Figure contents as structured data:
══════

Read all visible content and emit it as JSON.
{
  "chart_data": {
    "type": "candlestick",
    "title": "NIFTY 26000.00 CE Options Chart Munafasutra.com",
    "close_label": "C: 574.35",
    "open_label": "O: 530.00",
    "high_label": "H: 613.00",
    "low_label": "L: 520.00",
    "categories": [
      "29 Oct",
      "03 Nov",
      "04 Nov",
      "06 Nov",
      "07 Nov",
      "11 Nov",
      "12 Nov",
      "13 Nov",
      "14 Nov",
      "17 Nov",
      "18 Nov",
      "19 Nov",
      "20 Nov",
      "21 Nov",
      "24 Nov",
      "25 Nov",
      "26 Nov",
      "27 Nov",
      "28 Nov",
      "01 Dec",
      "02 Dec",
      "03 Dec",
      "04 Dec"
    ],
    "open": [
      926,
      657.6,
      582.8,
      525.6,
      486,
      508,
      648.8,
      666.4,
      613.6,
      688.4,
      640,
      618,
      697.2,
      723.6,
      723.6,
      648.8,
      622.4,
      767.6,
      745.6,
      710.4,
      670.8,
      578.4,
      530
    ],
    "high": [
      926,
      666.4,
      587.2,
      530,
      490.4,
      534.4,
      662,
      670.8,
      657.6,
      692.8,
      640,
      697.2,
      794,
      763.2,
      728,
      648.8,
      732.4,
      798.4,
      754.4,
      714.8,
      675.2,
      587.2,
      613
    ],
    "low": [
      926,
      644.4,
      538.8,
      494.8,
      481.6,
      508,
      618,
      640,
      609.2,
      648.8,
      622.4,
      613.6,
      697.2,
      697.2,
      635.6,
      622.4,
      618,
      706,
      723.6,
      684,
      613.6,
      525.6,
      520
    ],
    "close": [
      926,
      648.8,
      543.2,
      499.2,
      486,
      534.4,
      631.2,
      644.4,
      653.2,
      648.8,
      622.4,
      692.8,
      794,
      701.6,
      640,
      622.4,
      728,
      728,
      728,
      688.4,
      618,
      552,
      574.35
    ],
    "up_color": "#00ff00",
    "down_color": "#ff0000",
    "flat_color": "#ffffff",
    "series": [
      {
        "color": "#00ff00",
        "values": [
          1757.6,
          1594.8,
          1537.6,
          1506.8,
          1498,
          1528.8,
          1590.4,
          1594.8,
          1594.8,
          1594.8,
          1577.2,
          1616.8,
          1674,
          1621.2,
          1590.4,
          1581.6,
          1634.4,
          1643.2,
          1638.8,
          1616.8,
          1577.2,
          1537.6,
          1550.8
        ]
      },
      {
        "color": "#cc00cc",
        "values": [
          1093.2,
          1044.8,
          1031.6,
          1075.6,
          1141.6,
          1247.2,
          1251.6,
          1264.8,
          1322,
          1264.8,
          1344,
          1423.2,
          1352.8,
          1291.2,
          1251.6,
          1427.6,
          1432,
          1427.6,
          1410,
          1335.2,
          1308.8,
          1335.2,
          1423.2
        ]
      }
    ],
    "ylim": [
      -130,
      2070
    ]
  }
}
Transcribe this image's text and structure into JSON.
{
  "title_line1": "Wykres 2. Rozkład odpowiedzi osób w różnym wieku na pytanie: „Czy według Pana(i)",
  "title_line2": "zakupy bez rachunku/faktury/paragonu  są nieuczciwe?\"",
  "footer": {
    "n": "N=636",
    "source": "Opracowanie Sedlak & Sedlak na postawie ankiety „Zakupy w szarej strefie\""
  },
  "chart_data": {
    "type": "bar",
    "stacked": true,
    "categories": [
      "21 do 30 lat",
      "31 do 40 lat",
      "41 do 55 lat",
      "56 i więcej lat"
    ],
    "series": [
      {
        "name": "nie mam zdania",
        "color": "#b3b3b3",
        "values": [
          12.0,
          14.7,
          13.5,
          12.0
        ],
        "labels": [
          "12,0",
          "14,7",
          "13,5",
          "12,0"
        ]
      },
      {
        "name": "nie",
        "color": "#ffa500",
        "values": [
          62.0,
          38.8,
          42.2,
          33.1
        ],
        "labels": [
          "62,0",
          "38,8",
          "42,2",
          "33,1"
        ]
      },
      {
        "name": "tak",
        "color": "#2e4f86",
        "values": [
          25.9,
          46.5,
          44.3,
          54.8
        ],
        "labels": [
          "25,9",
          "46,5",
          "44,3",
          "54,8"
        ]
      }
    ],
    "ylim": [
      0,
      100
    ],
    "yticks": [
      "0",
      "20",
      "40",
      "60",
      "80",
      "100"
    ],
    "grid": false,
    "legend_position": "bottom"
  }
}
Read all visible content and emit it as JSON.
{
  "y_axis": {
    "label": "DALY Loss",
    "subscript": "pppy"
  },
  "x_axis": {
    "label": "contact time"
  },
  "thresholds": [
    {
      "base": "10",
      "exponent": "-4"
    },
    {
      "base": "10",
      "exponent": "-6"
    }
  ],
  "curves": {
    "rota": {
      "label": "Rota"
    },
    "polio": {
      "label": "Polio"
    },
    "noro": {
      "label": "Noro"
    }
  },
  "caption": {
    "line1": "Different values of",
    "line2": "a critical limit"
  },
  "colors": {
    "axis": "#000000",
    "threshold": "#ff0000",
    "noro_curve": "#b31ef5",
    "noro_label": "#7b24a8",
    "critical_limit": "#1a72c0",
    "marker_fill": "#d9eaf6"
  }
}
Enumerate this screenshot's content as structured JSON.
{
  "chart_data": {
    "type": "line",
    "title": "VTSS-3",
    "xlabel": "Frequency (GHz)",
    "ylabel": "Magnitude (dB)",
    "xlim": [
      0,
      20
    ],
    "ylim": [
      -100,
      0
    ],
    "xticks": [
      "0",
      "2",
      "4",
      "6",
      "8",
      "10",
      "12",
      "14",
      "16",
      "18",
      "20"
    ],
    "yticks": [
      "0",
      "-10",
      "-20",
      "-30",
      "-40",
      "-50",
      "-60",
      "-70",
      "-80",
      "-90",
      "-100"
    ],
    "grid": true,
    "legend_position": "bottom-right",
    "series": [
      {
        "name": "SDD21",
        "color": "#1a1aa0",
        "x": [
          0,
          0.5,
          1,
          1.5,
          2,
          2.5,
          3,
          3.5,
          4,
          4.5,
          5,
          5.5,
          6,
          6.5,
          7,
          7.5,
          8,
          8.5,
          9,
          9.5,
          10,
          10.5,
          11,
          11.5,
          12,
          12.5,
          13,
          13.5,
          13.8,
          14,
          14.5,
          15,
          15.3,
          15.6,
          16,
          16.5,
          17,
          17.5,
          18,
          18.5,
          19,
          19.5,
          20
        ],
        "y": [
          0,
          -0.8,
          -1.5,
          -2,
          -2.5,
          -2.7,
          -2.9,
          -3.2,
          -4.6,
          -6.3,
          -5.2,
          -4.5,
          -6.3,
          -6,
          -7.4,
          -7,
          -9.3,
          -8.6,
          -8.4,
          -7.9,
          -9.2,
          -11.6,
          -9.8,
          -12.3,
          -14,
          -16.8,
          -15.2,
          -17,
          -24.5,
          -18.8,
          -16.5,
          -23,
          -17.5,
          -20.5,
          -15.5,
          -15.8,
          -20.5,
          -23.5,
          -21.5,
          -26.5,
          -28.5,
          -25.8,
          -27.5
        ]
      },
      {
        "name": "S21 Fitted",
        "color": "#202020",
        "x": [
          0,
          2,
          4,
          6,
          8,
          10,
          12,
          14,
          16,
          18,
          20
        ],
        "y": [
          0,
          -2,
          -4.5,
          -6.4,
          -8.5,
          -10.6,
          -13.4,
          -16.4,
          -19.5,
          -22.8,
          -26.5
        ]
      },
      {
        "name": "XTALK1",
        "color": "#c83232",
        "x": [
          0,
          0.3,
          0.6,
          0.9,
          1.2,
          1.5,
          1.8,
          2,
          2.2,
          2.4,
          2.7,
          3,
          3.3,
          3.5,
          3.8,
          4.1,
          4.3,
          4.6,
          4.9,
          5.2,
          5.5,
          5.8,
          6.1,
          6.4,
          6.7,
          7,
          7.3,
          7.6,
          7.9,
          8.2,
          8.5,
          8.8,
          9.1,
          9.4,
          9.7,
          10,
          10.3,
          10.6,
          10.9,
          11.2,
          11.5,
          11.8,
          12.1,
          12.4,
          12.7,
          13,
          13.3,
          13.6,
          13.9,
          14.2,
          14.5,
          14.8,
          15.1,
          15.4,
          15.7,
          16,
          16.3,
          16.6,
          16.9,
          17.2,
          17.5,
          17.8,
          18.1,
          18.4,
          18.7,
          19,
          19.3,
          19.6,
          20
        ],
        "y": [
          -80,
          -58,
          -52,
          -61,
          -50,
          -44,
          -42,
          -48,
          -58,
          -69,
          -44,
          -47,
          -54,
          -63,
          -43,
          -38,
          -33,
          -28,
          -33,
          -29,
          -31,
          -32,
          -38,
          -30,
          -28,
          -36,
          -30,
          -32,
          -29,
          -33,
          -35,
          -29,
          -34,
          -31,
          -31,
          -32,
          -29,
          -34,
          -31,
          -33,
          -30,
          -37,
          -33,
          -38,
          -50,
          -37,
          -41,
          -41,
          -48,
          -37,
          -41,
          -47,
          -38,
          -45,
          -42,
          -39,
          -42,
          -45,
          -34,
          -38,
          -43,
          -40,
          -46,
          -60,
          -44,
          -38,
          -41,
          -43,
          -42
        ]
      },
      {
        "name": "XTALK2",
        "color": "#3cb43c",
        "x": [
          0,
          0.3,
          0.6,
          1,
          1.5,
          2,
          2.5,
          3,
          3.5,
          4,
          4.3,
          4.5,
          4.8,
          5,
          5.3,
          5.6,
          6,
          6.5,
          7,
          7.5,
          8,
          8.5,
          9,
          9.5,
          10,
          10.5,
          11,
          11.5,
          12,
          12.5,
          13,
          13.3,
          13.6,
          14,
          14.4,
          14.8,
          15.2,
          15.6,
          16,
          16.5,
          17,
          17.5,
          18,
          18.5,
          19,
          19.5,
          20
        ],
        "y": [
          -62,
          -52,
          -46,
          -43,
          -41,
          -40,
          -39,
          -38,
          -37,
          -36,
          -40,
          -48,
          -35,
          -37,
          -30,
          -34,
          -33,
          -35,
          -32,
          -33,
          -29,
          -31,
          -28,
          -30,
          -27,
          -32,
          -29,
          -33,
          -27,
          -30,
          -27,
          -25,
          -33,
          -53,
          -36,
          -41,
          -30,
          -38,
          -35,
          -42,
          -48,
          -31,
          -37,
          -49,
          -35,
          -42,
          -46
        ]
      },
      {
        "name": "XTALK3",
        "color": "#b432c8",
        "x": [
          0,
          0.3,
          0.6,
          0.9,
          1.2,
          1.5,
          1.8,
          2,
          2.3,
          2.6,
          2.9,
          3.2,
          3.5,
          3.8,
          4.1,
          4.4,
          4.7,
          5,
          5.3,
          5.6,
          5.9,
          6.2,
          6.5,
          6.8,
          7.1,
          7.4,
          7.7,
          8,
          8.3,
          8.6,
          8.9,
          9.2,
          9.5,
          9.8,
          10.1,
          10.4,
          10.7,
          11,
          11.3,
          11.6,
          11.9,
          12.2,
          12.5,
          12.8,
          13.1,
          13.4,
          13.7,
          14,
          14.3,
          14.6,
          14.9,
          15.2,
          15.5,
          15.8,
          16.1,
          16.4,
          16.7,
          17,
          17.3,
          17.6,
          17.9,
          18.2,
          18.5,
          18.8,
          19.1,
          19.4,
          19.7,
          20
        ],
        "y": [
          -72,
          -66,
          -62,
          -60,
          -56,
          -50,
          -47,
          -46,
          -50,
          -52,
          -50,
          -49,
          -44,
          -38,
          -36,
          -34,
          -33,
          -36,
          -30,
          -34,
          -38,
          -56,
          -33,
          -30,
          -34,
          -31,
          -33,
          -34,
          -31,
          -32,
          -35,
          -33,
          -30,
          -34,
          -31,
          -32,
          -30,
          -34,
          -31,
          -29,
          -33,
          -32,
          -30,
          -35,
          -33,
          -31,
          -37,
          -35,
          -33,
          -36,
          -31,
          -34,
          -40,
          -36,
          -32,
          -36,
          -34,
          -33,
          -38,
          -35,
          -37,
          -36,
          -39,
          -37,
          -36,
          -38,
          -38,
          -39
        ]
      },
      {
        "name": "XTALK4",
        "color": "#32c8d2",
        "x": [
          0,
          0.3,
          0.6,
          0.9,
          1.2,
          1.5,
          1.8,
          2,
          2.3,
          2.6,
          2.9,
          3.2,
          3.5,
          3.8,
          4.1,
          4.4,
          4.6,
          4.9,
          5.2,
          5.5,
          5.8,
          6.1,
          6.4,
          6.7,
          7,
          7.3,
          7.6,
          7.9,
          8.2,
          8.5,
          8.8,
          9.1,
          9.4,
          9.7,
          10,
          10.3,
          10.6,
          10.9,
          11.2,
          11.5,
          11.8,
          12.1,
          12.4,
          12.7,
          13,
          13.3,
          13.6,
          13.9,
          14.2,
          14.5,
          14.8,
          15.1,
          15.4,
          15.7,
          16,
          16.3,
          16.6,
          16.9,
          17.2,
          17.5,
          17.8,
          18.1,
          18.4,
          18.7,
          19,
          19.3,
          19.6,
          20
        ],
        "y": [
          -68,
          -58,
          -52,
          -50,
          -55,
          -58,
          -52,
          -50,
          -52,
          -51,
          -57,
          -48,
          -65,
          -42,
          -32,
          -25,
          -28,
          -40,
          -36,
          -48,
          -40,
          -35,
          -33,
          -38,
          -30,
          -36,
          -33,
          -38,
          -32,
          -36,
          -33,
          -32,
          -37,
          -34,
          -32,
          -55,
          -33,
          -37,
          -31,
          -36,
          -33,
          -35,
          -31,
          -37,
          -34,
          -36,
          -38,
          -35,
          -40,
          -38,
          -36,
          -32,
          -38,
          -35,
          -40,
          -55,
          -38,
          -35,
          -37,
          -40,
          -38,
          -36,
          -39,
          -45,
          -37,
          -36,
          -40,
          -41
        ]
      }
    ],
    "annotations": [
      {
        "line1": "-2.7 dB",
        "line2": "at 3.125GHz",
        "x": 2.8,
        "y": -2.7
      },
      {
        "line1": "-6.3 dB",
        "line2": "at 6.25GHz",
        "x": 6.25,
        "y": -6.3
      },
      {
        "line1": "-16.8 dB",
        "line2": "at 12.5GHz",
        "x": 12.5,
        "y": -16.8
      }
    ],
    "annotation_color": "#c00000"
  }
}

══════

Task goal => From the records given above, copy all lines containing "type".

Exercise response =>
    "type": "candlestick",
    "type": "bar",
    "type": "line",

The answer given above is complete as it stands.